§ Task description: Repeat the whole listing exactly.

══ Items

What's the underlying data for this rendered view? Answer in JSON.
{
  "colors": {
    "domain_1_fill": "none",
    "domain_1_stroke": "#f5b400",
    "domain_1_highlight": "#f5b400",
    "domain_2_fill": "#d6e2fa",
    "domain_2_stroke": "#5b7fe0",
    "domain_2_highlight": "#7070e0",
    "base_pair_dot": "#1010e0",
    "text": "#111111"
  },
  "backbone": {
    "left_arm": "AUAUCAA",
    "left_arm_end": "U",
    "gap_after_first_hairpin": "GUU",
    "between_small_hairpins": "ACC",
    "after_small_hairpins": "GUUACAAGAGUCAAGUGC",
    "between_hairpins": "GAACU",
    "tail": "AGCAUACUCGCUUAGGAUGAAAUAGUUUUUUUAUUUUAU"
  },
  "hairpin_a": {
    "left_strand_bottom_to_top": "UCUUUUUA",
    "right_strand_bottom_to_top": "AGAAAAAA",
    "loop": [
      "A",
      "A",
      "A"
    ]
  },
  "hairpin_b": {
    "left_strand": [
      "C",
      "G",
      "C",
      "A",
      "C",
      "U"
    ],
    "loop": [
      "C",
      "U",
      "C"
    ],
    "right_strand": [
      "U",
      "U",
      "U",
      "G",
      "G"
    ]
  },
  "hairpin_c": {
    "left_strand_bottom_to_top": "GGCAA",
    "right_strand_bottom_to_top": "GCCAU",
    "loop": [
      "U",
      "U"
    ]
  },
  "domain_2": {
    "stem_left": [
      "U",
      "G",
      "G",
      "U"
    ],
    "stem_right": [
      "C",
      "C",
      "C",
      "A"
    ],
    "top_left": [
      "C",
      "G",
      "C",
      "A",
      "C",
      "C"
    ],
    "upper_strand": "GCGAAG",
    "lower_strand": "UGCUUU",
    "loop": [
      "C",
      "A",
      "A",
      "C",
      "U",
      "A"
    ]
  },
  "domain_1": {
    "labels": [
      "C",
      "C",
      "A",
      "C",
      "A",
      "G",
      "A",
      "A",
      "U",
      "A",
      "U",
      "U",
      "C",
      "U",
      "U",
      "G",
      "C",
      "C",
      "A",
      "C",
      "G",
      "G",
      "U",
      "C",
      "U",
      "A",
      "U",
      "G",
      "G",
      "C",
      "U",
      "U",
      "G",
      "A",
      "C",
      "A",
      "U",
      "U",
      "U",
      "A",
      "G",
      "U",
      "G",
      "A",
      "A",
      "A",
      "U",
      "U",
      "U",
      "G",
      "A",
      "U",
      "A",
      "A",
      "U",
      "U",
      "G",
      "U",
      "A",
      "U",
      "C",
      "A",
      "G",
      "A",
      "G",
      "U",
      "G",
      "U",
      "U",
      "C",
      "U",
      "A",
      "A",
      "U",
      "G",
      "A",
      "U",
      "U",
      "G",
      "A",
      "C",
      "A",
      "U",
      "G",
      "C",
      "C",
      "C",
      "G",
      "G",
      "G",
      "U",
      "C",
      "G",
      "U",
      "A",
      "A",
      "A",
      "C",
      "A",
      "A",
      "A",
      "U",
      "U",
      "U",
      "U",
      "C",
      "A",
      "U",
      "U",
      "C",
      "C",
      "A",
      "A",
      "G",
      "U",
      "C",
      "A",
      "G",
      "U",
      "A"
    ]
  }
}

════

§ The solution:
What's the underlying data for this rendered view? Answer in JSON.
{
  "colors": {
    "domain_1_fill": "none",
    "domain_1_stroke": "#f5b400",
    "domain_1_highlight": "#f5b400",
    "domain_2_fill": "#d6e2fa",
    "domain_2_stroke": "#5b7fe0",
    "domain_2_highlight": "#7070e0",
    "base_pair_dot": "#1010e0",
    "text": "#111111"
  },
  "backbone": {
    "left_arm": "AUAUCAA",
    "left_arm_end": "U",
    "gap_after_first_hairpin": "GUU",
    "between_small_hairpins": "ACC",
    "after_small_hairpins": "GUUACAAGAGUCAAGUGC",
    "between_hairpins": "GAACU",
    "tail": "AGCAUACUCGCUUAGGAUGAAAUAGUUUUUUUAUUUUAU"
  },
  "hairpin_a": {
    "left_strand_bottom_to_top": "UCUUUUUA",
    "right_strand_bottom_to_top": "AGAAAAAA",
    "loop": [
      "A",
      "A",
      "A"
    ]
  },
  "hairpin_b": {
    "left_strand": [
      "C",
      "G",
      "C",
      "A",
      "C",
      "U"
    ],
    "loop": [
      "C",
      "U",
      "C"
    ],
    "right_strand": [
      "U",
      "U",
      "U",
      "G",
      "G"
    ]
  },
  "hairpin_c": {
    "left_strand_bottom_to_top": "GGCAA",
    "right_strand_bottom_to_top": "GCCAU",
    "loop": [
      "U",
      "U"
    ]
  },
  "domain_2": {
    "stem_left": [
      "U",
      "G",
      "G",
      "U"
    ],
    "stem_right": [
      "C",
      "C",
      "C",
      "A"
    ],
    "top_left": [
      "C",
      "G",
      "C",
      "A",
      "C",
      "C"
    ],
    "upper_strand": "GCGAAG",
    "lower_strand": "UGCUUU",
    "loop": [
      "C",
      "A",
      "A",
      "C",
      "U",
      "A"
    ]
  },
  "domain_1": {
    "labels": [
      "C",
      "C",
      "A",
      "C",
      "A",
      "G",
      "A",
      "A",
      "U",
      "A",
      "U",
      "U",
      "C",
      "U",
      "U",
      "G",
      "C",
      "C",
      "A",
      "C",
      "G",
      "G",
      "U",
      "C",
      "U",
      "A",
      "U",
      "G",
      "G",
      "C",
      "U",
      "U",
      "G",
      "A",
      "C",
      "A",
      "U",
      "U",
      "U",
      "A",
      "G",
      "U",
      "G",
      "A",
      "A",
      "A",
      "U",
      "U",
      "U",
      "G",
      "A",
      "U",
      "A",
      "A",
      "U",
      "U",
      "G",
      "U",
      "A",
      "U",
      "C",
      "A",
      "G",
      "A",
      "G",
      "U",
      "G",
      "U",
      "U",
      "C",
      "U",
      "A",
      "A",
      "U",
      "G",
      "A",
      "U",
      "U",
      "G",
      "A",
      "C",
      "A",
      "U",
      "G",
      "C",
      "C",
      "C",
      "G",
      "G",
      "G",
      "U",
      "C",
      "G",
      "U",
      "A",
      "A",
      "A",
      "C",
      "A",
      "A",
      "A",
      "U",
      "U",
      "U",
      "U",
      "C",
      "A",
      "U",
      "U",
      "C",
      "C",
      "A",
      "A",
      "G",
      "U",
      "C",
      "A",
      "G",
      "U",
      "A"
    ]
  }
}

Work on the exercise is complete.